> **WHAT THIS TASK INVOLVES**
Which lines include the word "type"? Copy each of them.

> **SUPPLIED DATA**

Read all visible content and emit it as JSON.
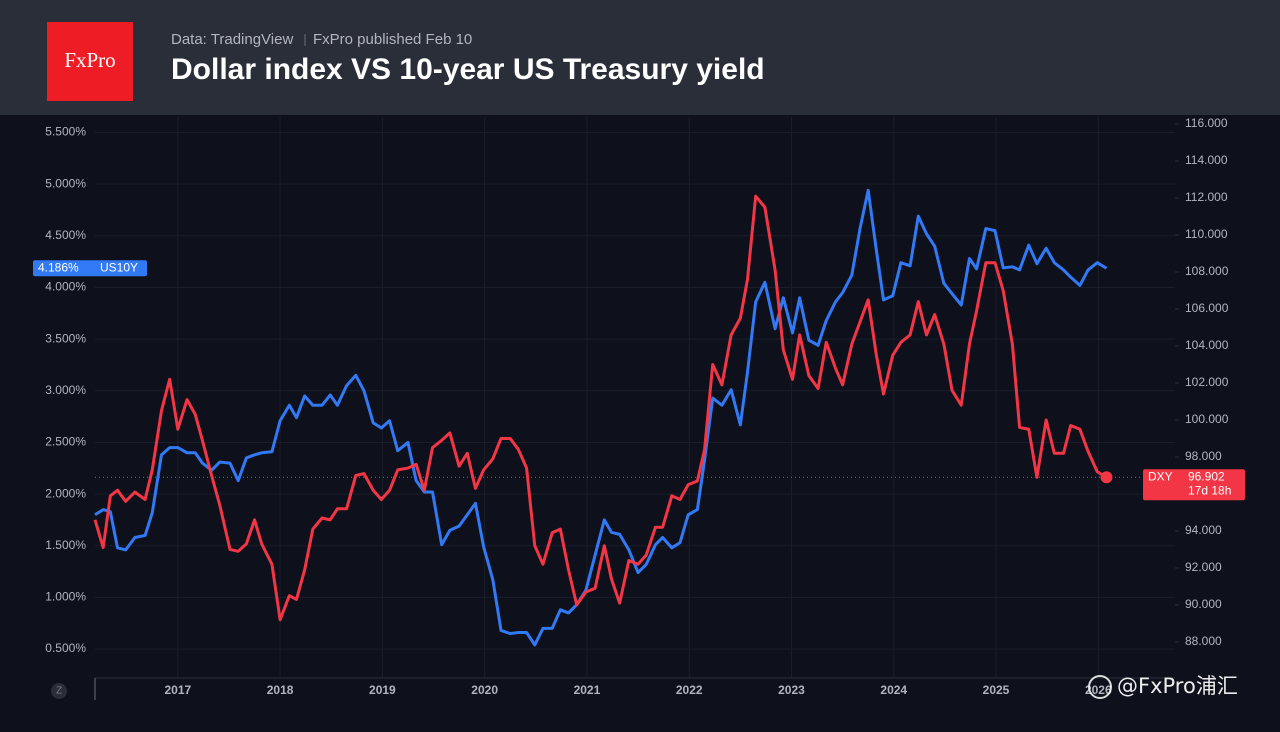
{
  "header": {
    "logo": "FxPro",
    "source": "Data: TradingView",
    "published": "FxPro published Feb 10"
  },
  "ui": {
    "scale_button": "Z"
  },
  "watermark": "@FxPro浦汇",
  "chart_data": {
    "type": "line",
    "title": "Dollar index VS 10-year US Treasury yield",
    "x": [
      2016.19,
      2016.27,
      2016.34,
      2016.41,
      2016.49,
      2016.58,
      2016.68,
      2016.75,
      2016.84,
      2016.92,
      2017.0,
      2017.09,
      2017.17,
      2017.24,
      2017.33,
      2017.41,
      2017.51,
      2017.59,
      2017.67,
      2017.75,
      2017.82,
      2017.92,
      2018.0,
      2018.09,
      2018.16,
      2018.24,
      2018.32,
      2018.41,
      2018.49,
      2018.56,
      2018.65,
      2018.74,
      2018.82,
      2018.91,
      2018.99,
      2019.07,
      2019.15,
      2019.25,
      2019.33,
      2019.41,
      2019.49,
      2019.58,
      2019.66,
      2019.75,
      2019.83,
      2019.91,
      2019.99,
      2020.08,
      2020.16,
      2020.25,
      2020.33,
      2020.41,
      2020.49,
      2020.57,
      2020.66,
      2020.74,
      2020.82,
      2020.9,
      2020.99,
      2021.08,
      2021.17,
      2021.24,
      2021.32,
      2021.41,
      2021.5,
      2021.58,
      2021.67,
      2021.74,
      2021.83,
      2021.91,
      2021.99,
      2022.08,
      2022.15,
      2022.23,
      2022.32,
      2022.41,
      2022.5,
      2022.57,
      2022.65,
      2022.74,
      2022.84,
      2022.92,
      2023.01,
      2023.08,
      2023.17,
      2023.26,
      2023.34,
      2023.43,
      2023.5,
      2023.59,
      2023.67,
      2023.75,
      2023.83,
      2023.9,
      2023.99,
      2024.07,
      2024.16,
      2024.24,
      2024.32,
      2024.4,
      2024.49,
      2024.57,
      2024.66,
      2024.74,
      2024.81,
      2024.9,
      2024.99,
      2025.07,
      2025.16,
      2025.23,
      2025.32,
      2025.4,
      2025.49,
      2025.57,
      2025.66,
      2025.73,
      2025.82,
      2025.9,
      2025.99,
      2026.08
    ],
    "xlim": [
      2016.19,
      2026.75
    ],
    "xticks": [
      2017,
      2018,
      2019,
      2020,
      2021,
      2022,
      2023,
      2024,
      2025,
      2026
    ],
    "ylim": [
      0.22,
      5.65
    ],
    "yticks": [
      {
        "value": 0.5,
        "label": "0.500%"
      },
      {
        "value": 1.0,
        "label": "1.000%"
      },
      {
        "value": 1.5,
        "label": "1.500%"
      },
      {
        "value": 2.0,
        "label": "2.000%"
      },
      {
        "value": 2.5,
        "label": "2.500%"
      },
      {
        "value": 3.0,
        "label": "3.000%"
      },
      {
        "value": 3.5,
        "label": "3.500%"
      },
      {
        "value": 4.0,
        "label": "4.000%"
      },
      {
        "value": 4.5,
        "label": "4.500%"
      },
      {
        "value": 5.0,
        "label": "5.000%"
      },
      {
        "value": 5.5,
        "label": "5.500%"
      }
    ],
    "y2lim": [
      86.05,
      116.38
    ],
    "y2ticks": [
      {
        "value": 88,
        "label": "88.000"
      },
      {
        "value": 90,
        "label": "90.000"
      },
      {
        "value": 92,
        "label": "92.000"
      },
      {
        "value": 94,
        "label": "94.000"
      },
      {
        "value": 96,
        "label": "96.000"
      },
      {
        "value": 98,
        "label": "98.000"
      },
      {
        "value": 100,
        "label": "100.000"
      },
      {
        "value": 102,
        "label": "102.000"
      },
      {
        "value": 104,
        "label": "104.000"
      },
      {
        "value": 106,
        "label": "106.000"
      },
      {
        "value": 108,
        "label": "108.000"
      },
      {
        "value": 110,
        "label": "110.000"
      },
      {
        "value": 112,
        "label": "112.000"
      },
      {
        "value": 114,
        "label": "114.000"
      },
      {
        "value": 116,
        "label": "116.000"
      }
    ],
    "grid": true,
    "series": [
      {
        "name": "US10Y",
        "color": "#3179f5",
        "price_label": "4.186%",
        "values": [
          1.8,
          1.85,
          1.83,
          1.48,
          1.46,
          1.58,
          1.6,
          1.82,
          2.38,
          2.45,
          2.45,
          2.4,
          2.4,
          2.3,
          2.23,
          2.31,
          2.3,
          2.13,
          2.35,
          2.38,
          2.4,
          2.41,
          2.71,
          2.86,
          2.74,
          2.95,
          2.86,
          2.86,
          2.96,
          2.86,
          3.05,
          3.15,
          3.0,
          2.69,
          2.64,
          2.71,
          2.42,
          2.5,
          2.13,
          2.02,
          2.02,
          1.51,
          1.65,
          1.69,
          1.8,
          1.91,
          1.49,
          1.17,
          0.68,
          0.65,
          0.66,
          0.66,
          0.54,
          0.7,
          0.7,
          0.88,
          0.85,
          0.93,
          1.07,
          1.41,
          1.75,
          1.63,
          1.61,
          1.46,
          1.24,
          1.32,
          1.51,
          1.58,
          1.48,
          1.53,
          1.8,
          1.85,
          2.33,
          2.93,
          2.86,
          3.01,
          2.67,
          3.18,
          3.86,
          4.05,
          3.6,
          3.9,
          3.56,
          3.9,
          3.49,
          3.44,
          3.68,
          3.86,
          3.95,
          4.12,
          4.57,
          4.94,
          4.36,
          3.88,
          3.92,
          4.24,
          4.21,
          4.69,
          4.52,
          4.4,
          4.04,
          3.94,
          3.83,
          4.28,
          4.18,
          4.57,
          4.55,
          4.19,
          4.2,
          4.17,
          4.41,
          4.23,
          4.38,
          4.24,
          4.17,
          4.1,
          4.02,
          4.17,
          4.24,
          4.186
        ]
      },
      {
        "name": "DXY",
        "color": "#f23645",
        "axis": "y2",
        "countdown": "17d 18h",
        "values": [
          94.6,
          93.1,
          95.9,
          96.2,
          95.6,
          96.1,
          95.7,
          97.3,
          100.5,
          102.2,
          99.5,
          101.1,
          100.3,
          98.9,
          97.0,
          95.4,
          93.0,
          92.9,
          93.3,
          94.6,
          93.3,
          92.2,
          89.2,
          90.5,
          90.3,
          91.9,
          94.1,
          94.7,
          94.6,
          95.2,
          95.2,
          97.0,
          97.1,
          96.2,
          95.7,
          96.2,
          97.3,
          97.4,
          97.6,
          96.2,
          98.5,
          98.9,
          99.3,
          97.5,
          98.2,
          96.3,
          97.3,
          97.9,
          99.0,
          99.0,
          98.4,
          97.4,
          93.2,
          92.2,
          93.9,
          94.1,
          91.9,
          90.0,
          90.7,
          90.9,
          93.2,
          91.4,
          90.1,
          92.4,
          92.2,
          92.7,
          94.2,
          94.2,
          95.9,
          95.7,
          96.5,
          96.7,
          98.4,
          103.0,
          101.9,
          104.6,
          105.5,
          107.6,
          112.1,
          111.5,
          108.1,
          103.8,
          102.2,
          104.6,
          102.4,
          101.7,
          104.2,
          102.8,
          101.9,
          104.1,
          105.3,
          106.5,
          103.5,
          101.4,
          103.5,
          104.2,
          104.6,
          106.4,
          104.6,
          105.7,
          104.1,
          101.6,
          100.8,
          104.1,
          105.9,
          108.5,
          108.5,
          107.0,
          104.1,
          99.6,
          99.5,
          96.9,
          100.0,
          98.2,
          98.2,
          99.7,
          99.5,
          98.3,
          97.2,
          96.902
        ]
      }
    ]
  }
}
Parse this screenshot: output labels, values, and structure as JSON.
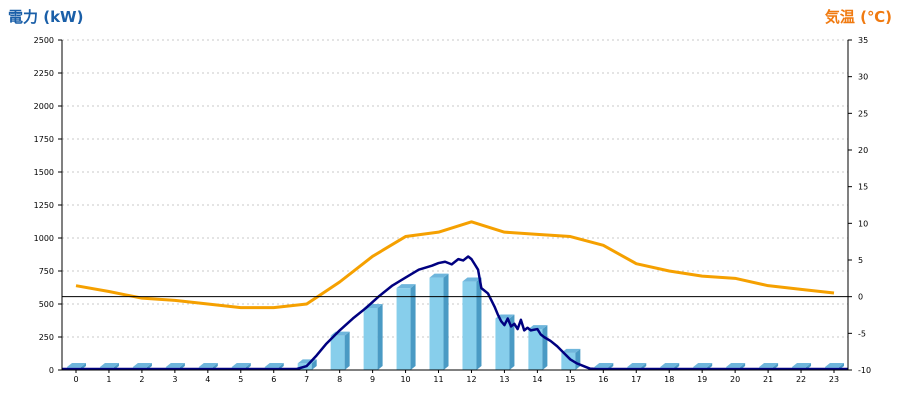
{
  "chart_data": {
    "type": "bar",
    "ylabel": "電力 (kW)",
    "ylabel_right": "気温 (℃)",
    "colors": {
      "ylabel": "#1a5fa8",
      "ylabel_right": "#f07a10",
      "bars": "#87ceeb",
      "bars_side": "#4a9ac4",
      "line_power": "#000080",
      "line_temp": "#f5a000"
    },
    "x_ticks": [
      "0",
      "1",
      "2",
      "3",
      "4",
      "5",
      "6",
      "7",
      "8",
      "9",
      "10",
      "11",
      "12",
      "13",
      "14",
      "15",
      "16",
      "17",
      "18",
      "19",
      "20",
      "21",
      "22",
      "23"
    ],
    "y_ticks": [
      "0",
      "250",
      "500",
      "750",
      "1000",
      "1250",
      "1500",
      "1750",
      "2000",
      "2250",
      "2500"
    ],
    "y2_ticks": [
      "-10",
      "-5",
      "0",
      "5",
      "10",
      "15",
      "20",
      "25",
      "30",
      "35"
    ],
    "ylim": [
      0,
      2500
    ],
    "y2lim": [
      -10,
      35
    ],
    "grid": true,
    "series": [
      {
        "type": "bar",
        "unit": "kW",
        "x": [
          0,
          1,
          2,
          3,
          4,
          5,
          6,
          7,
          8,
          9,
          10,
          11,
          12,
          13,
          14,
          15,
          16,
          17,
          18,
          19,
          20,
          21,
          22,
          23
        ],
        "values": [
          0,
          0,
          0,
          0,
          0,
          0,
          0,
          50,
          260,
          470,
          620,
          700,
          670,
          390,
          310,
          130,
          0,
          0,
          0,
          0,
          0,
          0,
          0,
          0
        ]
      },
      {
        "type": "line",
        "unit": "kW",
        "x": [
          6.7,
          7,
          7.3,
          7.6,
          8,
          8.4,
          8.8,
          9.2,
          9.6,
          10,
          10.4,
          10.8,
          11,
          11.2,
          11.4,
          11.6,
          11.75,
          11.9,
          12,
          12.1,
          12.2,
          12.3,
          12.5,
          12.7,
          12.8,
          12.9,
          13,
          13.1,
          13.2,
          13.3,
          13.4,
          13.5,
          13.6,
          13.7,
          13.8,
          14,
          14.1,
          14.2,
          14.4,
          14.6,
          14.8,
          15,
          15.2,
          15.4,
          15.6,
          15.8
        ],
        "values": [
          0,
          30,
          110,
          200,
          300,
          390,
          470,
          560,
          640,
          700,
          760,
          790,
          810,
          820,
          800,
          840,
          830,
          860,
          840,
          800,
          760,
          620,
          580,
          480,
          420,
          370,
          340,
          390,
          330,
          350,
          310,
          380,
          300,
          320,
          300,
          310,
          270,
          250,
          220,
          180,
          130,
          80,
          50,
          30,
          10,
          0
        ]
      },
      {
        "type": "line",
        "axis": "right",
        "unit": "℃",
        "x": [
          0,
          1,
          2,
          3,
          4,
          5,
          6,
          7,
          8,
          9,
          10,
          11,
          12,
          13,
          14,
          15,
          16,
          17,
          18,
          19,
          20,
          21,
          22,
          23
        ],
        "values": [
          1.5,
          0.7,
          -0.2,
          -0.5,
          -1.0,
          -1.5,
          -1.5,
          -1.0,
          2.0,
          5.5,
          8.2,
          8.8,
          10.2,
          8.8,
          8.5,
          8.2,
          7.0,
          4.5,
          3.5,
          2.8,
          2.5,
          1.5,
          1.0,
          0.5
        ]
      }
    ]
  }
}
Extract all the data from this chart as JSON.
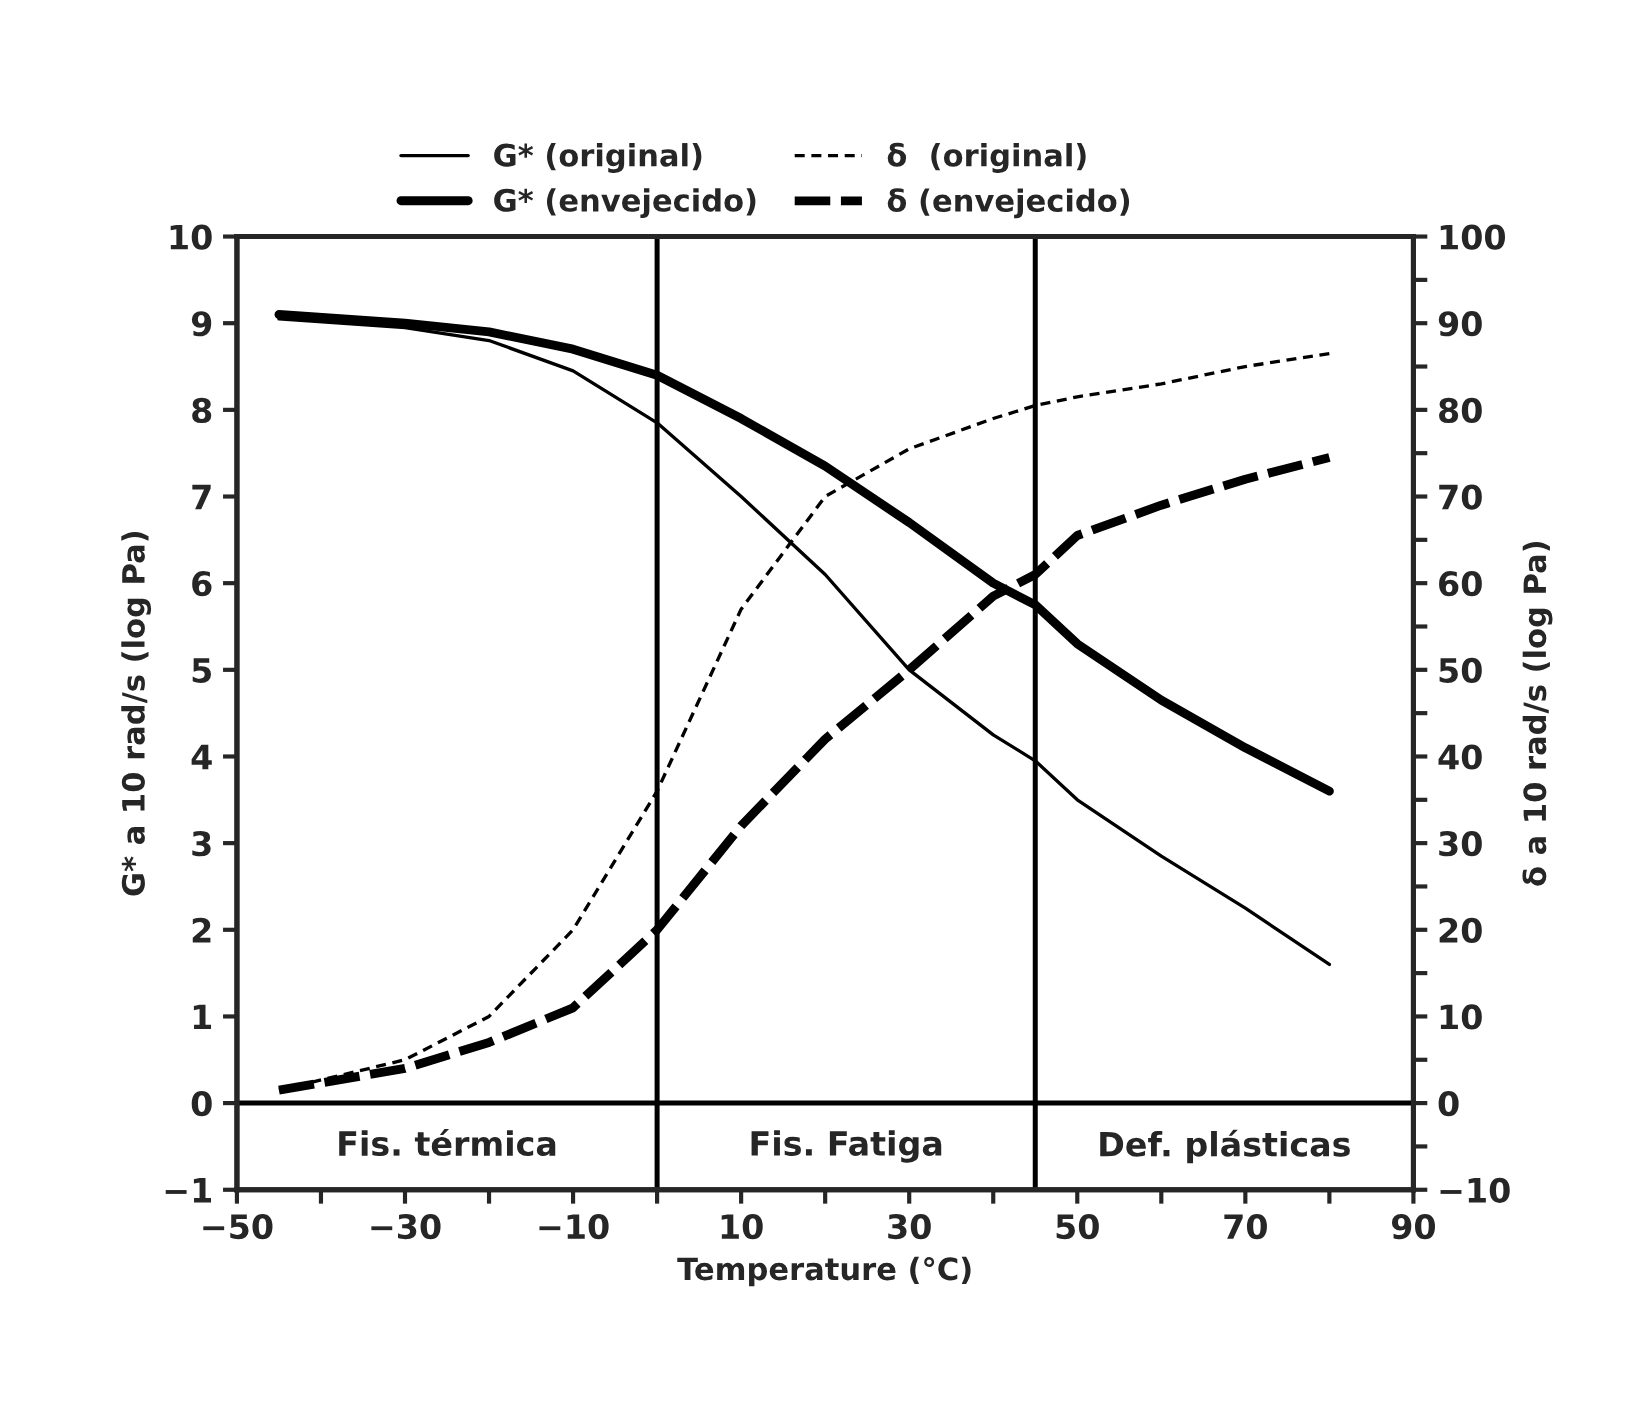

> **TASK RESULT**
    "type": "line",
    "type": "bar",
        "type": "bar",
        "type": "line",
        "type": "line",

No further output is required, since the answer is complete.